Short problem: Go through the records and extract every line with the word "Historia".

Given records:
------
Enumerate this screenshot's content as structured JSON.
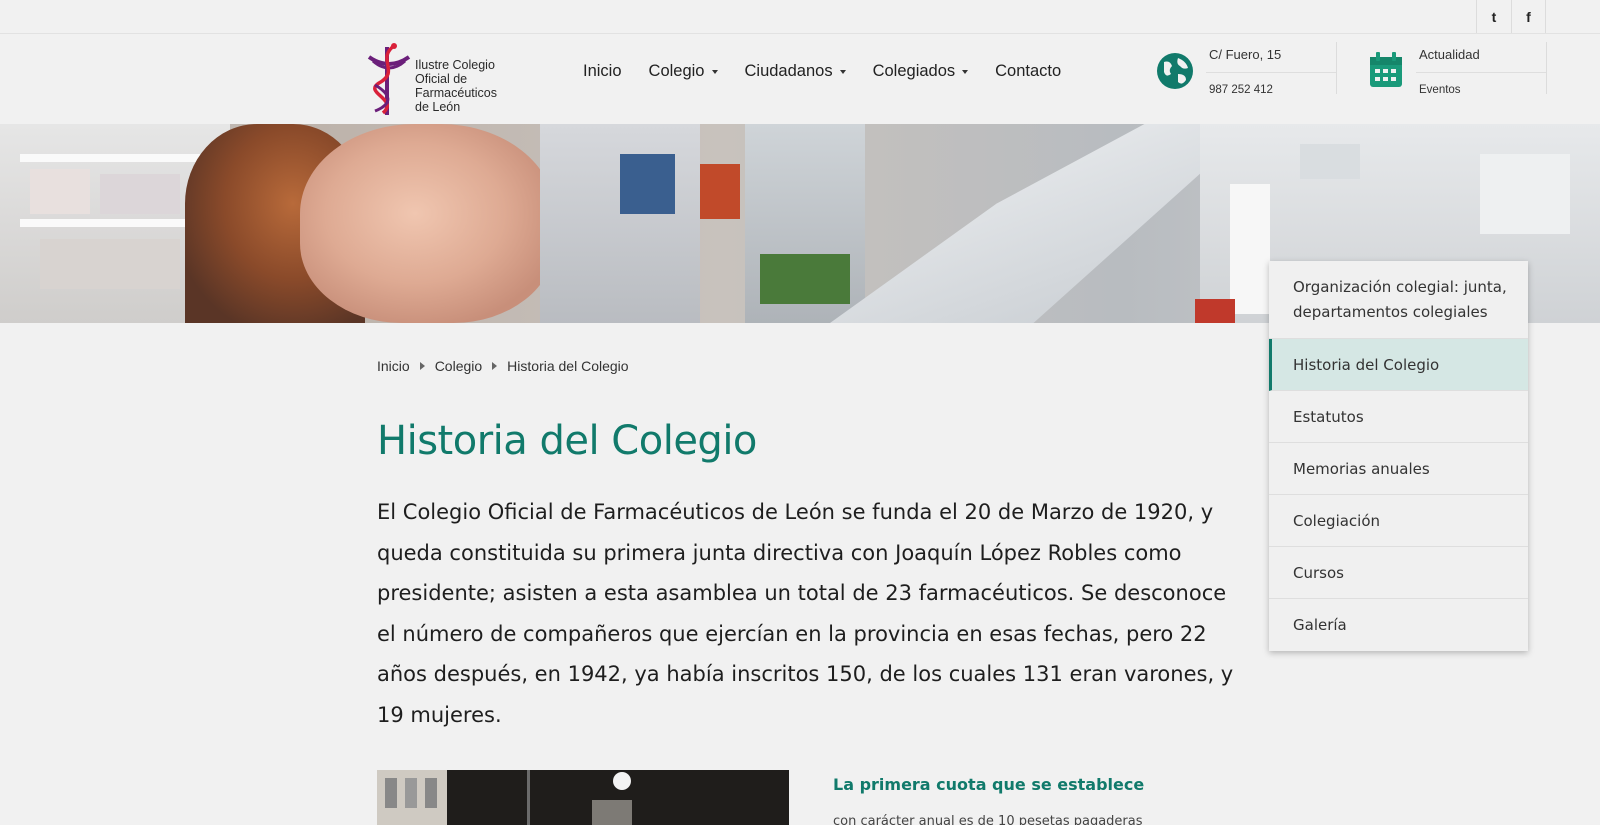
{
  "social": {
    "twitter_glyph": "t",
    "facebook_glyph": "f"
  },
  "logo": {
    "line1": "Ilustre Colegio",
    "line2": "Oficial de",
    "line3": "Farmacéuticos",
    "line4": "de León"
  },
  "nav": {
    "items": [
      {
        "label": "Inicio",
        "dropdown": false
      },
      {
        "label": "Colegio",
        "dropdown": true
      },
      {
        "label": "Ciudadanos",
        "dropdown": true
      },
      {
        "label": "Colegiados",
        "dropdown": true
      },
      {
        "label": "Contacto",
        "dropdown": false
      }
    ]
  },
  "contact": {
    "address": "C/ Fuero, 15",
    "phone": "987 252 412"
  },
  "news": {
    "title": "Actualidad",
    "subtitle": "Eventos"
  },
  "breadcrumb": [
    "Inicio",
    "Colegio",
    "Historia del Colegio"
  ],
  "page": {
    "title": "Historia del Colegio",
    "lead": "El Colegio Oficial de Farmacéuticos de León se funda el 20 de Marzo de 1920, y queda constituida su primera junta directiva con Joaquín López Robles como presidente; asisten a esta asamblea un total de 23 farmacéuticos. Se desconoce el número de compañeros que ejercían en la provincia en esas fechas, pero 22 años después, en 1942, ya había inscritos 150, de los cuales 131 eran varones, y 19 mujeres.",
    "subhead": "La primera cuota que se establece",
    "subtext": "con carácter anual es de 10 pesetas pagaderas"
  },
  "sidemenu": {
    "items": [
      {
        "label": "Organización colegial: junta, departamentos colegiales",
        "active": false
      },
      {
        "label": "Historia del Colegio",
        "active": true
      },
      {
        "label": "Estatutos",
        "active": false
      },
      {
        "label": "Memorias anuales",
        "active": false
      },
      {
        "label": "Colegiación",
        "active": false
      },
      {
        "label": "Cursos",
        "active": false
      },
      {
        "label": "Galería",
        "active": false
      }
    ]
  },
  "colors": {
    "accent": "#117a6b",
    "active_bg": "#d5e7e4",
    "logo_purple": "#6b1f7a",
    "logo_red": "#d9213a"
  }
}
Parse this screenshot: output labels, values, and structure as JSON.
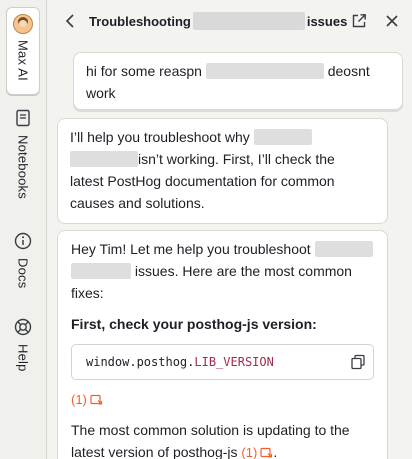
{
  "rail": {
    "items": [
      {
        "label": "Max AI",
        "active": true,
        "icon": "avatar-icon"
      },
      {
        "label": "Notebooks",
        "active": false,
        "icon": "notebook-icon"
      },
      {
        "label": "Docs",
        "active": false,
        "icon": "info-icon"
      },
      {
        "label": "Help",
        "active": false,
        "icon": "lifebuoy-icon"
      }
    ]
  },
  "header": {
    "title_start": "Troubleshooting",
    "title_end": "issues"
  },
  "messages": {
    "user": {
      "part1": "hi for some reaspn",
      "part2": "deosnt",
      "line2": "work"
    },
    "ai1": {
      "line1": "I’ll help you troubleshoot why",
      "line2": "isn’t working. First, I’ll check the",
      "line3": "latest PostHog documentation for common",
      "line4": "causes and solutions."
    },
    "ai2": {
      "line1": "Hey Tim! Let me help you troubleshoot",
      "line2": "issues. Here are the most common",
      "line3": "fixes:",
      "heading": "First, check your posthog-js version:",
      "code_obj": "window.posthog.",
      "code_prop": "LIB_VERSION",
      "cite1": "(1)",
      "body1": "The most common solution is updating to the",
      "body2": "latest version of posthog-js",
      "cite2": "(1)",
      "body2_end": "."
    }
  },
  "colors": {
    "accent": "#f35e2c",
    "code_prop": "#a32c4a"
  }
}
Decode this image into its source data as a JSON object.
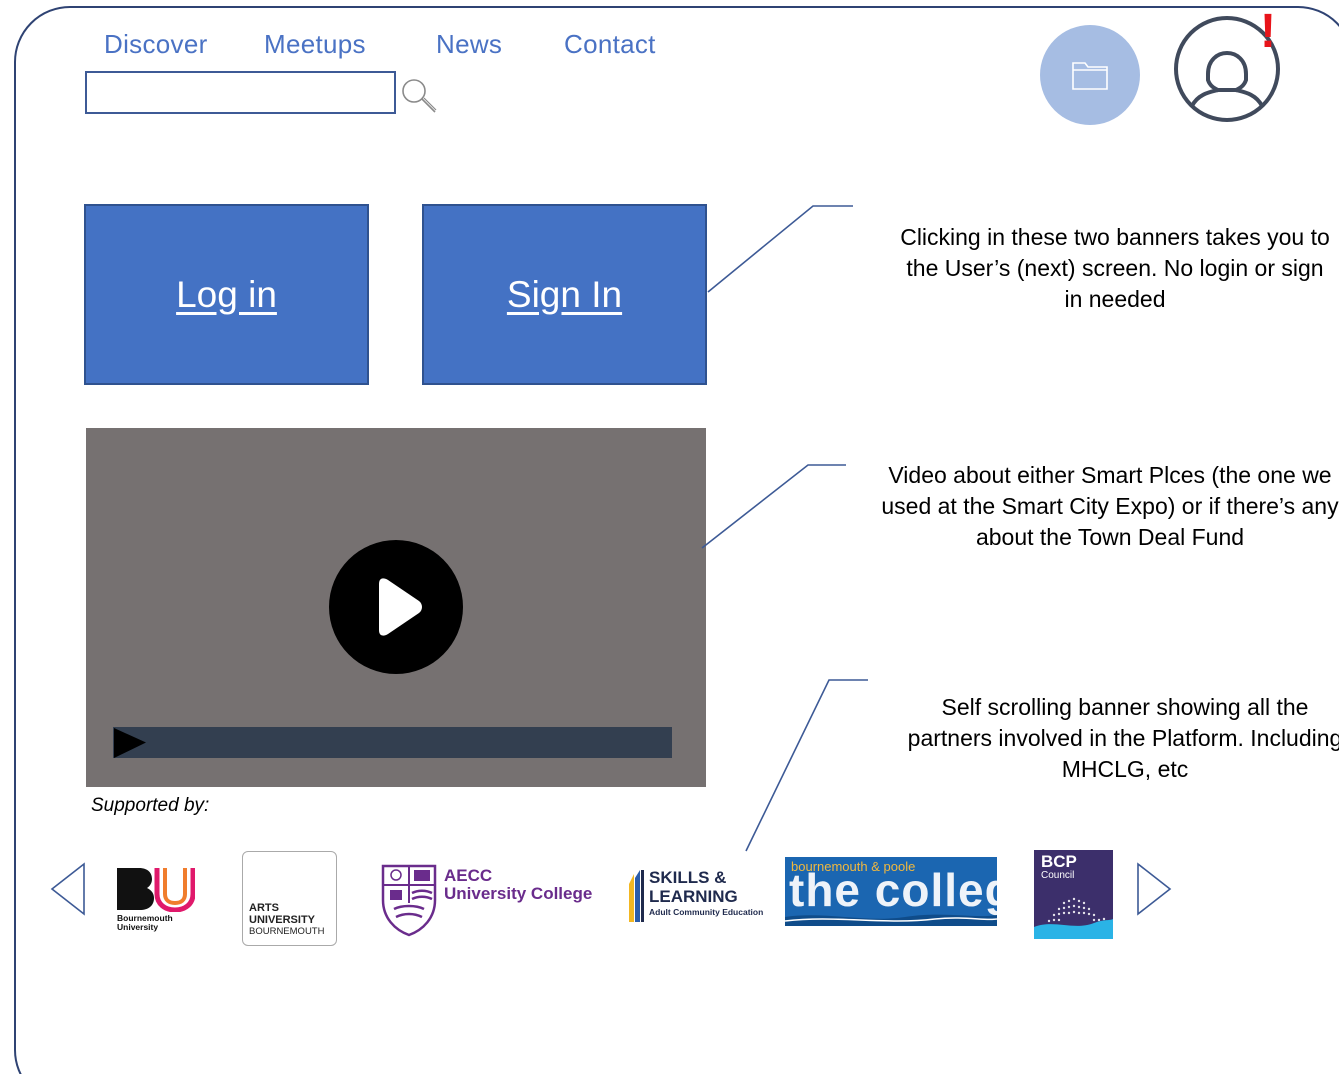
------
Exercise output:
    "Historia del Colegio"
    "title": "Historia del Colegio",
        "label": "Historia del Colegio",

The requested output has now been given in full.